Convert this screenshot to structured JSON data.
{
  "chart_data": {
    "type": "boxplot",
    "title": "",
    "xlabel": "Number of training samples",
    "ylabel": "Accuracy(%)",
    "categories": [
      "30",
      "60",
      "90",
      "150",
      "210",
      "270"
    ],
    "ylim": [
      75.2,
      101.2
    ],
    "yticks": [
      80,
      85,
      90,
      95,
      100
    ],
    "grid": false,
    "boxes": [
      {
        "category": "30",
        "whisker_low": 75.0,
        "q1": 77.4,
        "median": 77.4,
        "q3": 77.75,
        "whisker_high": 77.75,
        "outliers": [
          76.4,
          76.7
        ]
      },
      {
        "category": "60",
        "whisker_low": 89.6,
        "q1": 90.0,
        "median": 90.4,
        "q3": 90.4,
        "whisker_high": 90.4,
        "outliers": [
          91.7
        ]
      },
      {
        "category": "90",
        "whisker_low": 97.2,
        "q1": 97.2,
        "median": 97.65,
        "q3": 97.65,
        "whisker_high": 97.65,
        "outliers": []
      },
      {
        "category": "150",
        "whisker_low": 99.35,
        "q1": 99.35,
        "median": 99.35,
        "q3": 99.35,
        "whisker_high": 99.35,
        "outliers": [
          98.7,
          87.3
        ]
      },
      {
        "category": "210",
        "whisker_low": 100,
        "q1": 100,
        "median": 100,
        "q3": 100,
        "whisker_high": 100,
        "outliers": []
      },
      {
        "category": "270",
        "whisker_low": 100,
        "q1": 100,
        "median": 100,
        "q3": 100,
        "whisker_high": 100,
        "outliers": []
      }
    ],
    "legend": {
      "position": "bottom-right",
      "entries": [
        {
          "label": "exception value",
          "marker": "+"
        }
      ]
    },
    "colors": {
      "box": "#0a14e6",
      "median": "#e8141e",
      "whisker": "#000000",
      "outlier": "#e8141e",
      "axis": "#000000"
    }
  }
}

What to produce: Without changing a word, restate the whole listing.

Written response:
Convert this screenshot to structured JSON data.
{
  "chart_data": {
    "type": "boxplot",
    "title": "",
    "xlabel": "Number of training samples",
    "ylabel": "Accuracy(%)",
    "categories": [
      "30",
      "60",
      "90",
      "150",
      "210",
      "270"
    ],
    "ylim": [
      75.2,
      101.2
    ],
    "yticks": [
      80,
      85,
      90,
      95,
      100
    ],
    "grid": false,
    "boxes": [
      {
        "category": "30",
        "whisker_low": 75.0,
        "q1": 77.4,
        "median": 77.4,
        "q3": 77.75,
        "whisker_high": 77.75,
        "outliers": [
          76.4,
          76.7
        ]
      },
      {
        "category": "60",
        "whisker_low": 89.6,
        "q1": 90.0,
        "median": 90.4,
        "q3": 90.4,
        "whisker_high": 90.4,
        "outliers": [
          91.7
        ]
      },
      {
        "category": "90",
        "whisker_low": 97.2,
        "q1": 97.2,
        "median": 97.65,
        "q3": 97.65,
        "whisker_high": 97.65,
        "outliers": []
      },
      {
        "category": "150",
        "whisker_low": 99.35,
        "q1": 99.35,
        "median": 99.35,
        "q3": 99.35,
        "whisker_high": 99.35,
        "outliers": [
          98.7,
          87.3
        ]
      },
      {
        "category": "210",
        "whisker_low": 100,
        "q1": 100,
        "median": 100,
        "q3": 100,
        "whisker_high": 100,
        "outliers": []
      },
      {
        "category": "270",
        "whisker_low": 100,
        "q1": 100,
        "median": 100,
        "q3": 100,
        "whisker_high": 100,
        "outliers": []
      }
    ],
    "legend": {
      "position": "bottom-right",
      "entries": [
        {
          "label": "exception value",
          "marker": "+"
        }
      ]
    },
    "colors": {
      "box": "#0a14e6",
      "median": "#e8141e",
      "whisker": "#000000",
      "outlier": "#e8141e",
      "axis": "#000000"
    }
  }
}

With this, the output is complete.